#### What you will do
Set down the whole listing verbatim.

[Dataset records]

— START —

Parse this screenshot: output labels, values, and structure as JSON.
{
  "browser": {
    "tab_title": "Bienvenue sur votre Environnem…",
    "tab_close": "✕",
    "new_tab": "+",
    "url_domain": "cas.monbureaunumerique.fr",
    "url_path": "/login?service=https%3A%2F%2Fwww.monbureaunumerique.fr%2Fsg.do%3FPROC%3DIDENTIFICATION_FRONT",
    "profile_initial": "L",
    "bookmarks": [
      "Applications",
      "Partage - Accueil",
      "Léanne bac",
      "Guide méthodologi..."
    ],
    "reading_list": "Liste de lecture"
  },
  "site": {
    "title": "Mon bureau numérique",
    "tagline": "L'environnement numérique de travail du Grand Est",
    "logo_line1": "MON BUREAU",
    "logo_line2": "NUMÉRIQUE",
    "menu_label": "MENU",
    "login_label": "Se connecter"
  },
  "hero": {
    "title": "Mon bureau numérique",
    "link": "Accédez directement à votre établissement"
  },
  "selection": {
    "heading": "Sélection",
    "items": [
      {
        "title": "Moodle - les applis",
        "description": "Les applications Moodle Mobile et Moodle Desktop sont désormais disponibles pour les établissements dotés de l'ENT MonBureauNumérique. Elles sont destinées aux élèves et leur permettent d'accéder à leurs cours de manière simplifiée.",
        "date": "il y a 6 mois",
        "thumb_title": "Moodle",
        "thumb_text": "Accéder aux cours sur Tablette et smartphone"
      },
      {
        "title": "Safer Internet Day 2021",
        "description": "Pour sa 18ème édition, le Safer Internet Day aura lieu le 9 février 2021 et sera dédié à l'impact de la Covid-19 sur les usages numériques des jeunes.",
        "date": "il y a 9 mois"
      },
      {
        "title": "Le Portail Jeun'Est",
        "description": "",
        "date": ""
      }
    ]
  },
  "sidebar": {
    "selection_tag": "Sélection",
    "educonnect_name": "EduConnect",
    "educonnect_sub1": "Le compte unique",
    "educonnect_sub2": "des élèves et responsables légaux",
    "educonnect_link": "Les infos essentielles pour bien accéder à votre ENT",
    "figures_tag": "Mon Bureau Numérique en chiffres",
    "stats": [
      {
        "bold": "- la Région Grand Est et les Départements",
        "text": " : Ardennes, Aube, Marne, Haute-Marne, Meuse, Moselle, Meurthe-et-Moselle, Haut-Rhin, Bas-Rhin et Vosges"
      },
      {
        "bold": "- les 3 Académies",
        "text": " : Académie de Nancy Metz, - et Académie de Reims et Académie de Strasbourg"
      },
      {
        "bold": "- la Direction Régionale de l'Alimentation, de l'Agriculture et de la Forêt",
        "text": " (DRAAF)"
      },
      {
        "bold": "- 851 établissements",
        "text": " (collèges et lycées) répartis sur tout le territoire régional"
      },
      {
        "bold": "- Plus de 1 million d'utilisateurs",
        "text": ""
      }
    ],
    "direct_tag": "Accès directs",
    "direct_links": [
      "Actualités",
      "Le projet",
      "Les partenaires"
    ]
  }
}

— END —

#### Output for this task
Parse this screenshot: output labels, values, and structure as JSON.
{
  "browser": {
    "tab_title": "Bienvenue sur votre Environnem…",
    "tab_close": "✕",
    "new_tab": "+",
    "url_domain": "cas.monbureaunumerique.fr",
    "url_path": "/login?service=https%3A%2F%2Fwww.monbureaunumerique.fr%2Fsg.do%3FPROC%3DIDENTIFICATION_FRONT",
    "profile_initial": "L",
    "bookmarks": [
      "Applications",
      "Partage - Accueil",
      "Léanne bac",
      "Guide méthodologi..."
    ],
    "reading_list": "Liste de lecture"
  },
  "site": {
    "title": "Mon bureau numérique",
    "tagline": "L'environnement numérique de travail du Grand Est",
    "logo_line1": "MON BUREAU",
    "logo_line2": "NUMÉRIQUE",
    "menu_label": "MENU",
    "login_label": "Se connecter"
  },
  "hero": {
    "title": "Mon bureau numérique",
    "link": "Accédez directement à votre établissement"
  },
  "selection": {
    "heading": "Sélection",
    "items": [
      {
        "title": "Moodle - les applis",
        "description": "Les applications Moodle Mobile et Moodle Desktop sont désormais disponibles pour les établissements dotés de l'ENT MonBureauNumérique. Elles sont destinées aux élèves et leur permettent d'accéder à leurs cours de manière simplifiée.",
        "date": "il y a 6 mois",
        "thumb_title": "Moodle",
        "thumb_text": "Accéder aux cours sur Tablette et smartphone"
      },
      {
        "title": "Safer Internet Day 2021",
        "description": "Pour sa 18ème édition, le Safer Internet Day aura lieu le 9 février 2021 et sera dédié à l'impact de la Covid-19 sur les usages numériques des jeunes.",
        "date": "il y a 9 mois"
      },
      {
        "title": "Le Portail Jeun'Est",
        "description": "",
        "date": ""
      }
    ]
  },
  "sidebar": {
    "selection_tag": "Sélection",
    "educonnect_name": "EduConnect",
    "educonnect_sub1": "Le compte unique",
    "educonnect_sub2": "des élèves et responsables légaux",
    "educonnect_link": "Les infos essentielles pour bien accéder à votre ENT",
    "figures_tag": "Mon Bureau Numérique en chiffres",
    "stats": [
      {
        "bold": "- la Région Grand Est et les Départements",
        "text": " : Ardennes, Aube, Marne, Haute-Marne, Meuse, Moselle, Meurthe-et-Moselle, Haut-Rhin, Bas-Rhin et Vosges"
      },
      {
        "bold": "- les 3 Académies",
        "text": " : Académie de Nancy Metz, - et Académie de Reims et Académie de Strasbourg"
      },
      {
        "bold": "- la Direction Régionale de l'Alimentation, de l'Agriculture et de la Forêt",
        "text": " (DRAAF)"
      },
      {
        "bold": "- 851 établissements",
        "text": " (collèges et lycées) répartis sur tout le territoire régional"
      },
      {
        "bold": "- Plus de 1 million d'utilisateurs",
        "text": ""
      }
    ],
    "direct_tag": "Accès directs",
    "direct_links": [
      "Actualités",
      "Le projet",
      "Les partenaires"
    ]
  }
}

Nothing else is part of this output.